Given task: Identify each line holding the string "trapping" and copy it.

Extracted records
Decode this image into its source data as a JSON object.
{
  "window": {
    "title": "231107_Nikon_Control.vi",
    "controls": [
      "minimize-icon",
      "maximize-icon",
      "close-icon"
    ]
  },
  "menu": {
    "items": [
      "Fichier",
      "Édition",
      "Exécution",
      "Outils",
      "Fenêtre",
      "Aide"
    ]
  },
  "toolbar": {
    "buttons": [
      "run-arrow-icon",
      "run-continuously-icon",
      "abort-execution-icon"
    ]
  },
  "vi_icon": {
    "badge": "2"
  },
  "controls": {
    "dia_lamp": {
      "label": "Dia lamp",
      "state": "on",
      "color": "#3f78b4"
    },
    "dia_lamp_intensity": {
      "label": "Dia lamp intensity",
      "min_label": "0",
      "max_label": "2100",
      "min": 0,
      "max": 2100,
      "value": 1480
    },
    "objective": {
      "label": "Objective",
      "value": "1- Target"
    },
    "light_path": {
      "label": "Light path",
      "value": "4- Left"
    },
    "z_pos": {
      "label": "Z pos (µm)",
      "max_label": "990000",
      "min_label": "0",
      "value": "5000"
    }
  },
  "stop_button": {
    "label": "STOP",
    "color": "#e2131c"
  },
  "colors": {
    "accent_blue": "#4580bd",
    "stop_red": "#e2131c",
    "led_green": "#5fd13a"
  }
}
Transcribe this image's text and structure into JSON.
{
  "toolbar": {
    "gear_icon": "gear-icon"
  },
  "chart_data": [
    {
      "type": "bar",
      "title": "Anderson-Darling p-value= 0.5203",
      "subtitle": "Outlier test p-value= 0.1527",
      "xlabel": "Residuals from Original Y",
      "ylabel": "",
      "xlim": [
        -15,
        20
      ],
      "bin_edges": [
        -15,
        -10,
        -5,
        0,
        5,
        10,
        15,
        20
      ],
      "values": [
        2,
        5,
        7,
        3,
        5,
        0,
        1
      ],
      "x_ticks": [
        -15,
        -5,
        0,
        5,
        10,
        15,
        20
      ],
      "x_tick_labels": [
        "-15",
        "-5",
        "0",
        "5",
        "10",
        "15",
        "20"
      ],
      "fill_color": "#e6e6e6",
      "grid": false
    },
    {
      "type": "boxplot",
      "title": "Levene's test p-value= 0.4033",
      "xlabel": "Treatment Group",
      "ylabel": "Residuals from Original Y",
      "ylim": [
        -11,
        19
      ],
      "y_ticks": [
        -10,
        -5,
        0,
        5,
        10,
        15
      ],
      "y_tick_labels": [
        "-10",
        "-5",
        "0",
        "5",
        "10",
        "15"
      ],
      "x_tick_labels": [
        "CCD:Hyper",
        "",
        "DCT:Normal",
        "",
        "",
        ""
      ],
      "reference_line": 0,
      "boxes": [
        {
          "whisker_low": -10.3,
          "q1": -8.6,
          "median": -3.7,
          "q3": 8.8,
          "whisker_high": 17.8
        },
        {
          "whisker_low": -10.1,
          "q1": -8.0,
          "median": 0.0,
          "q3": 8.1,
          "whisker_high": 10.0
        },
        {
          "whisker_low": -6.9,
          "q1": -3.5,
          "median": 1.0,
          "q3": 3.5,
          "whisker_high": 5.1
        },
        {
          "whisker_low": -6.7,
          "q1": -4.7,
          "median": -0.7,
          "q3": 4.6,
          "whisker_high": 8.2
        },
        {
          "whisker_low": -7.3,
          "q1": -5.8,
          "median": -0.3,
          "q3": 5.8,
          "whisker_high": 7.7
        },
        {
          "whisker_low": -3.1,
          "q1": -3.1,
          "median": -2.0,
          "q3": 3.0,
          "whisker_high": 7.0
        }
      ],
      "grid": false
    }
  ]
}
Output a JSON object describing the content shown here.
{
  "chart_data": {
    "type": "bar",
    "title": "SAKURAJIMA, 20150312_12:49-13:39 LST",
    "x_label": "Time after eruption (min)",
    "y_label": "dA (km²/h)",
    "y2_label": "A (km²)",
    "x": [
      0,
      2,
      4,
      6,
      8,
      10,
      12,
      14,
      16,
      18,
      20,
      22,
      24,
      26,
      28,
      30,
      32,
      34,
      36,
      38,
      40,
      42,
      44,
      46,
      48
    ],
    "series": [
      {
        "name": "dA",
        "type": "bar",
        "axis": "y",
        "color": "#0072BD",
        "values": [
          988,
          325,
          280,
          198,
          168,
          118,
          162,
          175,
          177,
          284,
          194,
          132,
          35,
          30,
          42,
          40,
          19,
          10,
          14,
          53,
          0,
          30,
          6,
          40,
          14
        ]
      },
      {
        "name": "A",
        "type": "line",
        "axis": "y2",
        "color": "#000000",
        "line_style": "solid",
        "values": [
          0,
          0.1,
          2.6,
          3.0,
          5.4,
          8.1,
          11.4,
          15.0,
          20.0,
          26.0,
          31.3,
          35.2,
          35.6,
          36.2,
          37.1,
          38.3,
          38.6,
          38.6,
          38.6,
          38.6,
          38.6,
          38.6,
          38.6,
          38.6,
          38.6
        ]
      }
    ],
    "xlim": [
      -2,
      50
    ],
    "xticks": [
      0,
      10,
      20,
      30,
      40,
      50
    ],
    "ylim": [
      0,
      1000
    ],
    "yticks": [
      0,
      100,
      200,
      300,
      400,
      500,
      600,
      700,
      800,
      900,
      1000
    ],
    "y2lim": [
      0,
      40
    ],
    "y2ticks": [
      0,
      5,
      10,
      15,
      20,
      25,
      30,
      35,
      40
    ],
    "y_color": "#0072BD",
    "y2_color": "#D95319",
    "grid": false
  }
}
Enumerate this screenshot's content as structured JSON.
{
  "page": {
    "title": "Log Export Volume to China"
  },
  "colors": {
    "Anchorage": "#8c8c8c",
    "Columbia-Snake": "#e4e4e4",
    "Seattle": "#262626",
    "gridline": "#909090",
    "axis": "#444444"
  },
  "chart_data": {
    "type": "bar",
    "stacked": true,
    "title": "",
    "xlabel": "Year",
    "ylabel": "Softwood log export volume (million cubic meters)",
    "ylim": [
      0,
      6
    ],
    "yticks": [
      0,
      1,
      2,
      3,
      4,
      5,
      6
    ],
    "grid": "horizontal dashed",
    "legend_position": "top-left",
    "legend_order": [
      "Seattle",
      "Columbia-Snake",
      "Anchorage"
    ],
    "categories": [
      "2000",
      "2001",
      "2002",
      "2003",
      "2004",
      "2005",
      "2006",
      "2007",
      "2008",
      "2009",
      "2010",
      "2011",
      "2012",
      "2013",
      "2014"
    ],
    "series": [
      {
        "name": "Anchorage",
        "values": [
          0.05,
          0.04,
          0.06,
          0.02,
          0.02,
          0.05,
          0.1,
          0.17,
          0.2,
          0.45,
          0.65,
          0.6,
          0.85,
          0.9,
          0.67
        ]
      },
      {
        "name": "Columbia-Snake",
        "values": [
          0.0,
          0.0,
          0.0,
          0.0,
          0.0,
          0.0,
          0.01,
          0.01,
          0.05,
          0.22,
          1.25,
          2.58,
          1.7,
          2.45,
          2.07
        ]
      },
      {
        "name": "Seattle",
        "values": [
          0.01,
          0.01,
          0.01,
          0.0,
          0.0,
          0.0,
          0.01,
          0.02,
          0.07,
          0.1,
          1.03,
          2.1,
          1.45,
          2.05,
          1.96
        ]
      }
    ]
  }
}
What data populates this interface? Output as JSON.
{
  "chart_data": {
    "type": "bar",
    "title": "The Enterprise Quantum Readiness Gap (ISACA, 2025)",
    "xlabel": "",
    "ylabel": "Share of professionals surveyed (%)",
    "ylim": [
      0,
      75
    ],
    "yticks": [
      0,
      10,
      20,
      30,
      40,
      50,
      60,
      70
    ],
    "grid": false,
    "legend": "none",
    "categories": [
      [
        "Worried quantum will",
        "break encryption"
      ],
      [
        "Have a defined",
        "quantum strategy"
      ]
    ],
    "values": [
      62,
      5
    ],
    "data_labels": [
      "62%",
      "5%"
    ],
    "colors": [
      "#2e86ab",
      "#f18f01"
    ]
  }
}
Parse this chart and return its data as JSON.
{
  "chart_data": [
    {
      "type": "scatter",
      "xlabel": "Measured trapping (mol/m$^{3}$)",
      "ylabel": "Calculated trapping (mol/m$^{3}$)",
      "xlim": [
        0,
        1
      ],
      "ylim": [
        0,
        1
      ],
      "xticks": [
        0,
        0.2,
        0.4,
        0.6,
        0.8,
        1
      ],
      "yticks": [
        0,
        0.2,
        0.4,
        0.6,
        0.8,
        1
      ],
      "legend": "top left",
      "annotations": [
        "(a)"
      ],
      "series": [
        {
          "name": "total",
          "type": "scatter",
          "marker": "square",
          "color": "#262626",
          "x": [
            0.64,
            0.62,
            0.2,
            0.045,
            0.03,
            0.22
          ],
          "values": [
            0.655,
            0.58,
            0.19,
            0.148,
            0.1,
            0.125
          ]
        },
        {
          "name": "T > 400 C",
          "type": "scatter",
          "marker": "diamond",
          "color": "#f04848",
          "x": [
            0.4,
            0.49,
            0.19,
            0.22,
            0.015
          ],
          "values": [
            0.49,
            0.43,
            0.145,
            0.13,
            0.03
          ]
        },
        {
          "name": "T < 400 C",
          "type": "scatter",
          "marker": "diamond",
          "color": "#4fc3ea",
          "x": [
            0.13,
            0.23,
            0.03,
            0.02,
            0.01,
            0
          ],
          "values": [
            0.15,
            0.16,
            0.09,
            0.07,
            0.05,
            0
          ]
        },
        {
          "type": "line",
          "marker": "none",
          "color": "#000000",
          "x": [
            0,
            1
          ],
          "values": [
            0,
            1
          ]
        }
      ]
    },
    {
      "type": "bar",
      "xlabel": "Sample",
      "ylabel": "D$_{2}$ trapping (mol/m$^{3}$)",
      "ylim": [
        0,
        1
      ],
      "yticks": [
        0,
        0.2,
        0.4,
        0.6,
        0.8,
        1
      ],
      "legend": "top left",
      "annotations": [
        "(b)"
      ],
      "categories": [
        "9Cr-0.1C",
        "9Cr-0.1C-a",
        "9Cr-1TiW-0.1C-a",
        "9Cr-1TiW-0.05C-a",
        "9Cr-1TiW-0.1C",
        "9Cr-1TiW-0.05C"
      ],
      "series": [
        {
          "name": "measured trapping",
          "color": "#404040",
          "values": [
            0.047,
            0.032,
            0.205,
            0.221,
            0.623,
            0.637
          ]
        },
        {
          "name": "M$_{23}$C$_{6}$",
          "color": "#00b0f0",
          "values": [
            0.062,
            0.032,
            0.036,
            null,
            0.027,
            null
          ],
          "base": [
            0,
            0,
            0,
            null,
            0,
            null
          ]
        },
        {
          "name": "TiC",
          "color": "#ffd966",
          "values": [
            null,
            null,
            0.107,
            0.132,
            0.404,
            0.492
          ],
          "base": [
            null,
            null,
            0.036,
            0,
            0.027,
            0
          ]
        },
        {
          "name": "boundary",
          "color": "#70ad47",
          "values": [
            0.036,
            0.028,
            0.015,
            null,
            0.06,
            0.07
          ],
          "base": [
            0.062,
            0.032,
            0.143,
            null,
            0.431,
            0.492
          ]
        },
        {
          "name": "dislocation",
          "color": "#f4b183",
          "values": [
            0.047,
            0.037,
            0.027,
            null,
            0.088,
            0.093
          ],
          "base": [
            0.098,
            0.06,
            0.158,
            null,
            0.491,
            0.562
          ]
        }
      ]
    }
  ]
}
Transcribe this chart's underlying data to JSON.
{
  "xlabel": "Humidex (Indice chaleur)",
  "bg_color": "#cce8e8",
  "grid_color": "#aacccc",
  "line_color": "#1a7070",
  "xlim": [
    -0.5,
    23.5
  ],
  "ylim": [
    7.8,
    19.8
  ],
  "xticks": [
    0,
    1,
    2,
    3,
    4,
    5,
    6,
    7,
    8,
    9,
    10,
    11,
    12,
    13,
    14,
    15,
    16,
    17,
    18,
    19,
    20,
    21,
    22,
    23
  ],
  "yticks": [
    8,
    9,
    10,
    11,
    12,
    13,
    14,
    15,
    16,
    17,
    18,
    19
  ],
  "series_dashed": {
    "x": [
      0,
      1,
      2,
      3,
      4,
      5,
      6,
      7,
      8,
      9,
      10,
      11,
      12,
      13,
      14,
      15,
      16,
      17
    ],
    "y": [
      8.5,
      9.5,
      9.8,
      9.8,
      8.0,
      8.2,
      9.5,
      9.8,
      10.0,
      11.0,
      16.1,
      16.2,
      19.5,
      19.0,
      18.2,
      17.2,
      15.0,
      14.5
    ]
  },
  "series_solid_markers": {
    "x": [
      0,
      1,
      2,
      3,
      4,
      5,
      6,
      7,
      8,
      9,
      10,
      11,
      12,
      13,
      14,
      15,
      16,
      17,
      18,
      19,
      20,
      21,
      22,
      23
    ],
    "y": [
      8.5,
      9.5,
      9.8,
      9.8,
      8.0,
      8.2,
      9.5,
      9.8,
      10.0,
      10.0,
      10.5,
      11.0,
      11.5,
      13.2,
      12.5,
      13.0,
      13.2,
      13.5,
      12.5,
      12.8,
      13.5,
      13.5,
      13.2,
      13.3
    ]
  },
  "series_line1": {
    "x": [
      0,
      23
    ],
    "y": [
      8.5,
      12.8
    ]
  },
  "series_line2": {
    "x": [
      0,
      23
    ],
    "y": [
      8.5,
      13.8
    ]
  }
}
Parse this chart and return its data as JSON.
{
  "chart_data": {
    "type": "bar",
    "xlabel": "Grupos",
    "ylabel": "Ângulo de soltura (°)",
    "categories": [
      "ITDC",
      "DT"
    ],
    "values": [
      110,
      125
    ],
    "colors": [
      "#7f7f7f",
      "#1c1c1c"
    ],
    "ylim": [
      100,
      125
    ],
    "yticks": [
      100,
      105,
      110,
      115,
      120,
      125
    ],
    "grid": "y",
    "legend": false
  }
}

Response below:
      "xlabel": "Measured trapping (mol/m$^{3}$)",
      "ylabel": "Calculated trapping (mol/m$^{3}$)",
      "ylabel": "D$_{2}$ trapping (mol/m$^{3}$)",
          "name": "measured trapping",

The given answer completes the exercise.